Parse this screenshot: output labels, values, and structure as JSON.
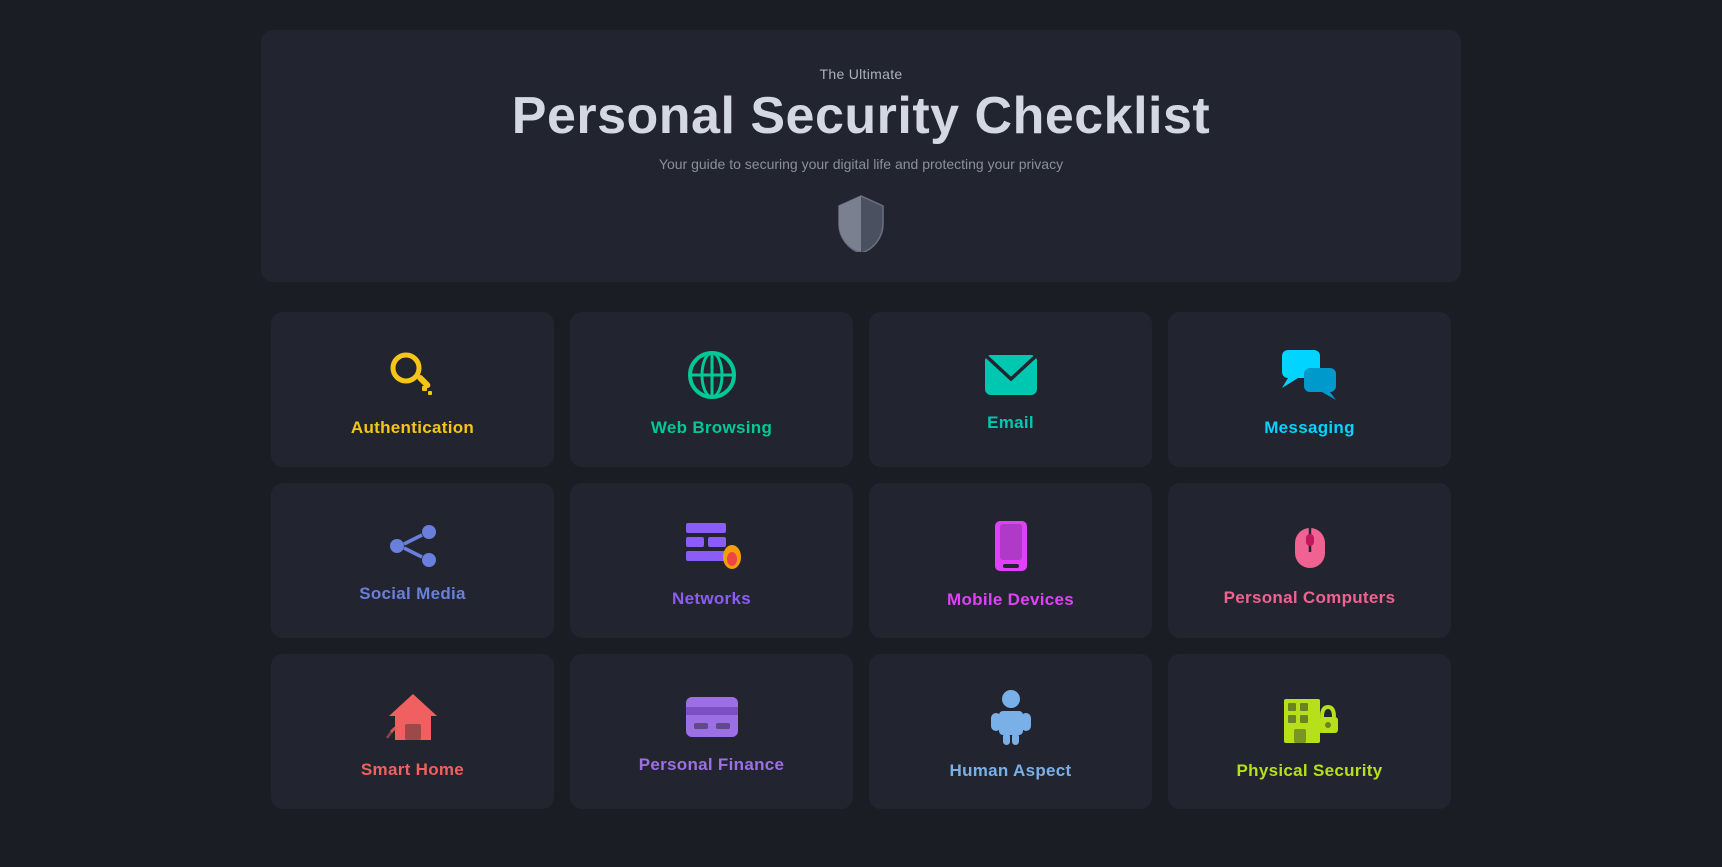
{
  "header": {
    "subtitle": "The Ultimate",
    "title": "Personal Security Checklist",
    "desc": "Your guide to securing your digital life and protecting your privacy"
  },
  "cards": [
    {
      "id": "authentication",
      "label": "Authentication",
      "icon_class": "icon-auth",
      "label_class": "label-auth"
    },
    {
      "id": "web-browsing",
      "label": "Web Browsing",
      "icon_class": "icon-web",
      "label_class": "label-web"
    },
    {
      "id": "email",
      "label": "Email",
      "icon_class": "icon-email",
      "label_class": "label-email"
    },
    {
      "id": "messaging",
      "label": "Messaging",
      "icon_class": "icon-messaging",
      "label_class": "label-messaging"
    },
    {
      "id": "social-media",
      "label": "Social Media",
      "icon_class": "icon-social",
      "label_class": "label-social"
    },
    {
      "id": "networks",
      "label": "Networks",
      "icon_class": "icon-networks",
      "label_class": "label-networks"
    },
    {
      "id": "mobile-devices",
      "label": "Mobile Devices",
      "icon_class": "icon-mobile",
      "label_class": "label-mobile"
    },
    {
      "id": "personal-computers",
      "label": "Personal Computers",
      "icon_class": "icon-pc",
      "label_class": "label-pc"
    },
    {
      "id": "smart-home",
      "label": "Smart Home",
      "icon_class": "icon-smarthome",
      "label_class": "label-smarthome"
    },
    {
      "id": "personal-finance",
      "label": "Personal Finance",
      "icon_class": "icon-finance",
      "label_class": "label-finance"
    },
    {
      "id": "human-aspect",
      "label": "Human Aspect",
      "icon_class": "icon-human",
      "label_class": "label-human"
    },
    {
      "id": "physical-security",
      "label": "Physical Security",
      "icon_class": "icon-physical",
      "label_class": "label-physical"
    }
  ]
}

------------------------------------------------

Exercise description.
Filter the data for the string "icon" and copy every line that has it.

In response.
      "icon_class": "icon-auth",
      "icon_class": "icon-web",
      "icon_class": "icon-email",
      "icon_class": "icon-messaging",
      "icon_class": "icon-social",
      "icon_class": "icon-networks",
      "icon_class": "icon-mobile",
      "icon_class": "icon-pc",
      "icon_class": "icon-smarthome",
      "icon_class": "icon-finance",
      "icon_class": "icon-human",
      "icon_class": "icon-physical",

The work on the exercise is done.